● EXERCISE
Write the count of lines that contain the word "Open" and nothing else.

::: RECORDS FOR THE TASK :::

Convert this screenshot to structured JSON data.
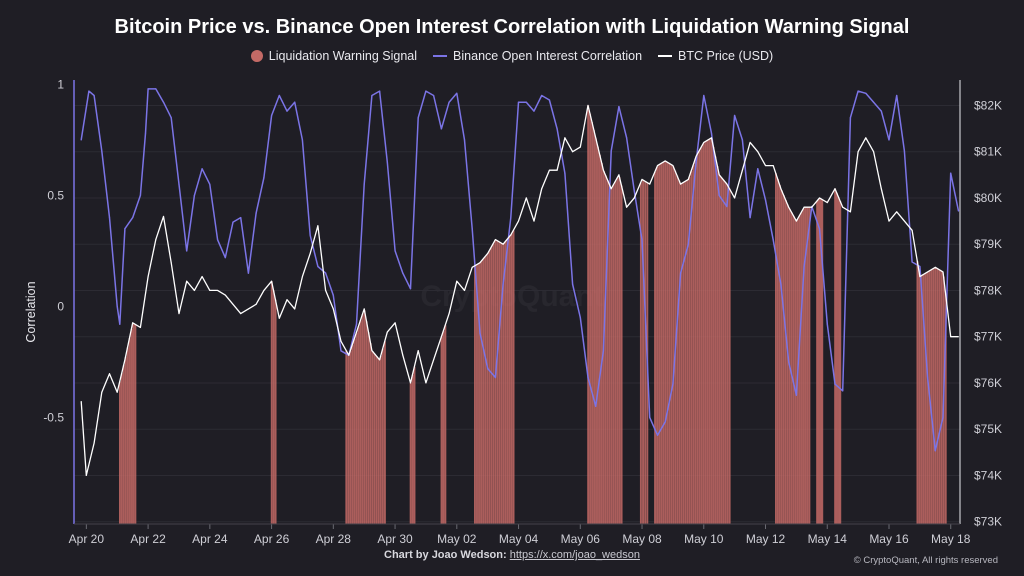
{
  "chart_data": {
    "type": "line",
    "title": "Bitcoin Price vs. Binance Open Interest Correlation with Liquidation Warning Signal",
    "legend": {
      "placement": "top-center",
      "entries": [
        "Liquidation Warning Signal",
        "Binance Open Interest Correlation",
        "BTC Price (USD)"
      ]
    },
    "colors": {
      "signal": "#c46a66",
      "correlation": "#7b74e6",
      "price": "#ffffff",
      "background": "#1f1e25",
      "grid": "#2c2b33"
    },
    "x_tick_labels": [
      "Apr 20",
      "Apr 22",
      "Apr 24",
      "Apr 26",
      "Apr 28",
      "Apr 30",
      "May 02",
      "May 04",
      "May 06",
      "May 08",
      "May 10",
      "May 12",
      "May 14",
      "May 16",
      "May 18"
    ],
    "x_range_days": [
      19.6,
      18.3
    ],
    "left_axis": {
      "label": "Correlation",
      "ticks": [
        {
          "v": 1,
          "t": "1"
        },
        {
          "v": 0.5,
          "t": "0.5"
        },
        {
          "v": 0,
          "t": "0"
        },
        {
          "v": -0.5,
          "t": "-0.5"
        }
      ],
      "ylim": [
        -0.98,
        1.02
      ]
    },
    "right_axis": {
      "label": "",
      "ticks": [
        {
          "v": 82000,
          "t": "$82K"
        },
        {
          "v": 81000,
          "t": "$81K"
        },
        {
          "v": 80000,
          "t": "$80K"
        },
        {
          "v": 79000,
          "t": "$79K"
        },
        {
          "v": 78000,
          "t": "$78K"
        },
        {
          "v": 77000,
          "t": "$77K"
        },
        {
          "v": 76000,
          "t": "$76K"
        },
        {
          "v": 75000,
          "t": "$75K"
        },
        {
          "v": 74000,
          "t": "$74K"
        },
        {
          "v": 73000,
          "t": "$73K"
        }
      ],
      "ylim": [
        72950,
        82550
      ]
    },
    "grid": true,
    "series": [
      {
        "name": "Binance Open Interest Correlation",
        "axis": "left",
        "x": [
          "Apr 19 20:00",
          "Apr 20 02:00",
          "Apr 20 06:00",
          "Apr 20 12:00",
          "Apr 20 18:00",
          "Apr 21 00:00",
          "Apr 21 02:00",
          "Apr 21 06:00",
          "Apr 21 12:00",
          "Apr 21 18:00",
          "Apr 21 22:00",
          "Apr 22 00:00",
          "Apr 22 06:00",
          "Apr 22 12:00",
          "Apr 22 18:00",
          "Apr 23 00:00",
          "Apr 23 06:00",
          "Apr 23 12:00",
          "Apr 23 18:00",
          "Apr 24 00:00",
          "Apr 24 06:00",
          "Apr 24 12:00",
          "Apr 24 18:00",
          "Apr 25 00:00",
          "Apr 25 06:00",
          "Apr 25 12:00",
          "Apr 25 18:00",
          "Apr 26 00:00",
          "Apr 26 06:00",
          "Apr 26 12:00",
          "Apr 26 18:00",
          "Apr 27 00:00",
          "Apr 27 06:00",
          "Apr 27 12:00",
          "Apr 27 18:00",
          "Apr 28 00:00",
          "Apr 28 06:00",
          "Apr 28 12:00",
          "Apr 28 18:00",
          "Apr 29 00:00",
          "Apr 29 06:00",
          "Apr 29 12:00",
          "Apr 29 18:00",
          "Apr 30 00:00",
          "Apr 30 06:00",
          "Apr 30 12:00",
          "Apr 30 18:00",
          "May 01 00:00",
          "May 01 06:00",
          "May 01 12:00",
          "May 01 18:00",
          "May 02 00:00",
          "May 02 06:00",
          "May 02 12:00",
          "May 02 18:00",
          "May 03 00:00",
          "May 03 06:00",
          "May 03 12:00",
          "May 03 18:00",
          "May 04 00:00",
          "May 04 06:00",
          "May 04 12:00",
          "May 04 18:00",
          "May 05 00:00",
          "May 05 06:00",
          "May 05 12:00",
          "May 05 18:00",
          "May 06 00:00",
          "May 06 06:00",
          "May 06 12:00",
          "May 06 18:00",
          "May 07 00:00",
          "May 07 06:00",
          "May 07 12:00",
          "May 07 18:00",
          "May 08 00:00",
          "May 08 06:00",
          "May 08 12:00",
          "May 08 18:00",
          "May 09 00:00",
          "May 09 06:00",
          "May 09 12:00",
          "May 09 18:00",
          "May 10 00:00",
          "May 10 06:00",
          "May 10 12:00",
          "May 10 18:00",
          "May 11 00:00",
          "May 11 06:00",
          "May 11 12:00",
          "May 11 18:00",
          "May 12 00:00",
          "May 12 06:00",
          "May 12 12:00",
          "May 12 18:00",
          "May 13 00:00",
          "May 13 06:00",
          "May 13 12:00",
          "May 13 18:00",
          "May 14 00:00",
          "May 14 06:00",
          "May 14 12:00",
          "May 14 18:00",
          "May 15 00:00",
          "May 15 06:00",
          "May 15 12:00",
          "May 15 18:00",
          "May 16 00:00",
          "May 16 06:00",
          "May 16 12:00",
          "May 16 18:00",
          "May 17 00:00",
          "May 17 06:00",
          "May 17 12:00",
          "May 17 18:00",
          "May 18 00:00",
          "May 18 06:00"
        ],
        "values": [
          0.75,
          0.97,
          0.95,
          0.7,
          0.4,
          0.0,
          -0.08,
          0.35,
          0.4,
          0.5,
          0.78,
          0.98,
          0.98,
          0.92,
          0.85,
          0.55,
          0.25,
          0.5,
          0.62,
          0.55,
          0.3,
          0.22,
          0.38,
          0.4,
          0.15,
          0.42,
          0.58,
          0.86,
          0.95,
          0.88,
          0.92,
          0.75,
          0.32,
          0.18,
          0.15,
          0.05,
          -0.2,
          -0.22,
          -0.08,
          0.55,
          0.95,
          0.97,
          0.65,
          0.25,
          0.15,
          0.08,
          0.85,
          0.97,
          0.95,
          0.8,
          0.92,
          0.96,
          0.75,
          0.35,
          -0.12,
          -0.28,
          -0.32,
          0.1,
          0.4,
          0.92,
          0.92,
          0.88,
          0.95,
          0.93,
          0.8,
          0.6,
          0.1,
          -0.05,
          -0.32,
          -0.45,
          -0.2,
          0.7,
          0.9,
          0.76,
          0.52,
          0.3,
          -0.5,
          -0.58,
          -0.52,
          -0.35,
          0.15,
          0.28,
          0.65,
          0.95,
          0.78,
          0.5,
          0.45,
          0.86,
          0.75,
          0.4,
          0.62,
          0.48,
          0.3,
          0.1,
          -0.25,
          -0.4,
          0.18,
          0.45,
          0.35,
          -0.08,
          -0.35,
          -0.38,
          0.85,
          0.97,
          0.96,
          0.92,
          0.88,
          0.75,
          0.95,
          0.7,
          0.2,
          0.18,
          -0.32,
          -0.65,
          -0.5,
          0.6,
          0.43
        ]
      },
      {
        "name": "BTC Price (USD)",
        "axis": "right",
        "x": [
          "Apr 19 20:00",
          "Apr 20 00:00",
          "Apr 20 06:00",
          "Apr 20 12:00",
          "Apr 20 18:00",
          "Apr 21 00:00",
          "Apr 21 06:00",
          "Apr 21 12:00",
          "Apr 21 18:00",
          "Apr 22 00:00",
          "Apr 22 06:00",
          "Apr 22 12:00",
          "Apr 22 18:00",
          "Apr 23 00:00",
          "Apr 23 06:00",
          "Apr 23 12:00",
          "Apr 23 18:00",
          "Apr 24 00:00",
          "Apr 24 06:00",
          "Apr 24 12:00",
          "Apr 24 18:00",
          "Apr 25 00:00",
          "Apr 25 06:00",
          "Apr 25 12:00",
          "Apr 25 18:00",
          "Apr 26 00:00",
          "Apr 26 06:00",
          "Apr 26 12:00",
          "Apr 26 18:00",
          "Apr 27 00:00",
          "Apr 27 06:00",
          "Apr 27 12:00",
          "Apr 27 18:00",
          "Apr 28 00:00",
          "Apr 28 06:00",
          "Apr 28 12:00",
          "Apr 28 18:00",
          "Apr 29 00:00",
          "Apr 29 06:00",
          "Apr 29 12:00",
          "Apr 29 18:00",
          "Apr 30 00:00",
          "Apr 30 06:00",
          "Apr 30 12:00",
          "Apr 30 18:00",
          "May 01 00:00",
          "May 01 06:00",
          "May 01 12:00",
          "May 01 18:00",
          "May 02 00:00",
          "May 02 06:00",
          "May 02 12:00",
          "May 02 18:00",
          "May 03 00:00",
          "May 03 06:00",
          "May 03 12:00",
          "May 03 18:00",
          "May 04 00:00",
          "May 04 06:00",
          "May 04 12:00",
          "May 04 18:00",
          "May 05 00:00",
          "May 05 06:00",
          "May 05 12:00",
          "May 05 18:00",
          "May 06 00:00",
          "May 06 06:00",
          "May 06 12:00",
          "May 06 18:00",
          "May 07 00:00",
          "May 07 06:00",
          "May 07 12:00",
          "May 07 18:00",
          "May 08 00:00",
          "May 08 06:00",
          "May 08 12:00",
          "May 08 18:00",
          "May 09 00:00",
          "May 09 06:00",
          "May 09 12:00",
          "May 09 18:00",
          "May 10 00:00",
          "May 10 06:00",
          "May 10 12:00",
          "May 10 18:00",
          "May 11 00:00",
          "May 11 06:00",
          "May 11 12:00",
          "May 11 18:00",
          "May 12 00:00",
          "May 12 06:00",
          "May 12 12:00",
          "May 12 18:00",
          "May 13 00:00",
          "May 13 06:00",
          "May 13 12:00",
          "May 13 18:00",
          "May 14 00:00",
          "May 14 06:00",
          "May 14 12:00",
          "May 14 18:00",
          "May 15 00:00",
          "May 15 06:00",
          "May 15 12:00",
          "May 15 18:00",
          "May 16 00:00",
          "May 16 06:00",
          "May 16 12:00",
          "May 16 18:00",
          "May 17 00:00",
          "May 17 06:00",
          "May 17 12:00",
          "May 17 18:00",
          "May 18 00:00",
          "May 18 06:00"
        ],
        "values": [
          75600,
          74000,
          74700,
          75800,
          76200,
          75800,
          76500,
          77300,
          77200,
          78300,
          79100,
          79600,
          78600,
          77500,
          78200,
          78000,
          78300,
          78000,
          78000,
          77900,
          77700,
          77500,
          77600,
          77700,
          78000,
          78200,
          77400,
          77800,
          77600,
          78300,
          78800,
          79400,
          78000,
          77600,
          76900,
          76600,
          77100,
          77600,
          76700,
          76500,
          77100,
          77300,
          76600,
          76000,
          76700,
          76000,
          76500,
          77000,
          77500,
          78200,
          78000,
          78500,
          78600,
          78800,
          79100,
          79000,
          79200,
          79500,
          80000,
          79500,
          80200,
          80600,
          80600,
          81300,
          81000,
          81100,
          82000,
          81300,
          80600,
          80200,
          80500,
          79800,
          80000,
          80400,
          80300,
          80700,
          80800,
          80700,
          80300,
          80400,
          80900,
          81200,
          81300,
          80500,
          80300,
          80000,
          80600,
          81200,
          81000,
          80700,
          80700,
          80200,
          79800,
          79500,
          79800,
          79800,
          80000,
          79900,
          80200,
          79800,
          79700,
          81000,
          81300,
          81000,
          80200,
          79500,
          79700,
          79500,
          79300,
          78300,
          78400,
          78500,
          78400,
          77000,
          77000
        ]
      }
    ],
    "warning_signal": {
      "name": "Liquidation Warning Signal",
      "periods": [
        [
          "Apr 21 02:00",
          "Apr 21 14:00"
        ],
        [
          "Apr 26 00:00",
          "Apr 26 03:00"
        ],
        [
          "Apr 28 10:00",
          "Apr 29 16:00"
        ],
        [
          "Apr 30 12:00",
          "Apr 30 15:00"
        ],
        [
          "May 01 12:00",
          "May 01 15:00"
        ],
        [
          "May 02 14:00",
          "May 03 20:00"
        ],
        [
          "May 06 06:00",
          "May 07 08:00"
        ],
        [
          "May 07 23:00",
          "May 08 04:00"
        ],
        [
          "May 08 10:00",
          "May 10 20:00"
        ],
        [
          "May 12 08:00",
          "May 13 10:00"
        ],
        [
          "May 13 16:00",
          "May 13 20:00"
        ],
        [
          "May 14 06:00",
          "May 14 10:00"
        ],
        [
          "May 16 22:00",
          "May 17 20:00"
        ]
      ]
    }
  },
  "labels": {
    "watermark": "CryptoQuant",
    "credit_prefix": "Chart by Joao Wedson:",
    "credit_link": "https://x.com/joao_wedson",
    "copyright": "© CryptoQuant, All rights reserved"
  }
}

:::

● FINISHED ANSWER
3